▶ **EXERCISE**
Write out the material exactly. Do not include the pictures.

▶ **GIVEN DATA**
* * * * *

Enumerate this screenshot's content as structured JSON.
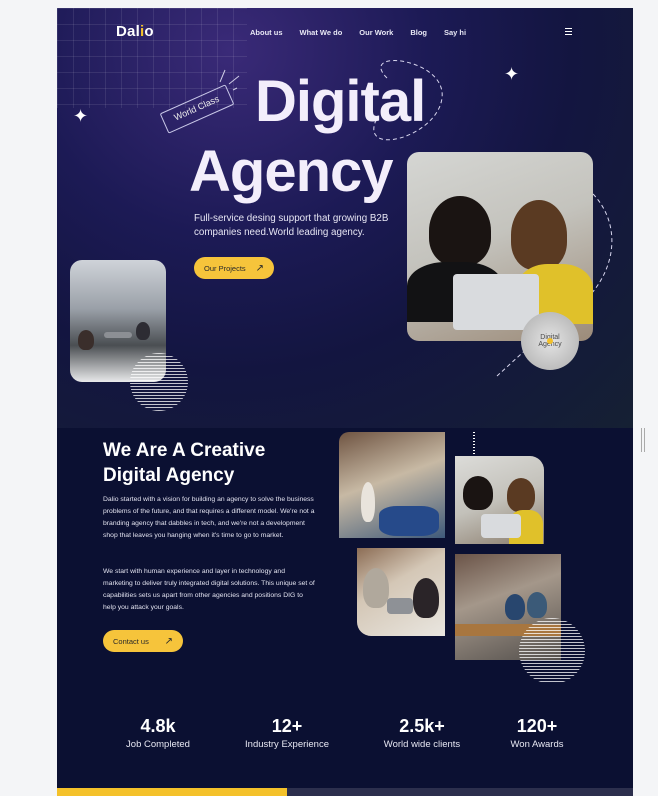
{
  "nav": {
    "logo_main": "Dal",
    "logo_dot": "i",
    "logo_end": "o",
    "links": [
      "About us",
      "What We do",
      "Our Work",
      "Blog",
      "Say hi"
    ]
  },
  "hero": {
    "badge": "World Class",
    "title_line1": "Digital",
    "title_line2": "Agency",
    "description": "Full-service desing support that growing B2B companies need.World leading agency.",
    "cta_label": "Our Projects",
    "circle_badge": "Digital Agency"
  },
  "about": {
    "title": "We Are A Creative Digital Agency",
    "paragraph1": "Dalio started with a vision for building an agency to solve the business problems of the future, and that requires a different model. We're not a branding agency that dabbles in tech, and we're not a development shop that leaves you hanging when it's time to go to market.",
    "paragraph2": "We start with human experience and layer in technology and marketing to deliver truly integrated digital solutions. This unique set of capabilities sets us apart from other agencies and positions DIG to help you attack your goals.",
    "cta_label": "Contact us"
  },
  "stats": [
    {
      "num": "4.8k",
      "label": "Job Completed"
    },
    {
      "num": "12+",
      "label": "Industry Experience"
    },
    {
      "num": "2.5k+",
      "label": "World wide clients"
    },
    {
      "num": "120+",
      "label": "Won Awards"
    }
  ],
  "colors": {
    "accent": "#f6c43b",
    "background": "#0d1130"
  }
}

* * * * *

▶ **EXERCISE RESPONSE**
Enumerate this screenshot's content as structured JSON.
{
  "nav": {
    "logo_main": "Dal",
    "logo_dot": "i",
    "logo_end": "o",
    "links": [
      "About us",
      "What We do",
      "Our Work",
      "Blog",
      "Say hi"
    ]
  },
  "hero": {
    "badge": "World Class",
    "title_line1": "Digital",
    "title_line2": "Agency",
    "description": "Full-service desing support that growing B2B companies need.World leading agency.",
    "cta_label": "Our Projects",
    "circle_badge": "Digital Agency"
  },
  "about": {
    "title": "We Are A Creative Digital Agency",
    "paragraph1": "Dalio started with a vision for building an agency to solve the business problems of the future, and that requires a different model. We're not a branding agency that dabbles in tech, and we're not a development shop that leaves you hanging when it's time to go to market.",
    "paragraph2": "We start with human experience and layer in technology and marketing to deliver truly integrated digital solutions. This unique set of capabilities sets us apart from other agencies and positions DIG to help you attack your goals.",
    "cta_label": "Contact us"
  },
  "stats": [
    {
      "num": "4.8k",
      "label": "Job Completed"
    },
    {
      "num": "12+",
      "label": "Industry Experience"
    },
    {
      "num": "2.5k+",
      "label": "World wide clients"
    },
    {
      "num": "120+",
      "label": "Won Awards"
    }
  ],
  "colors": {
    "accent": "#f6c43b",
    "background": "#0d1130"
  }
}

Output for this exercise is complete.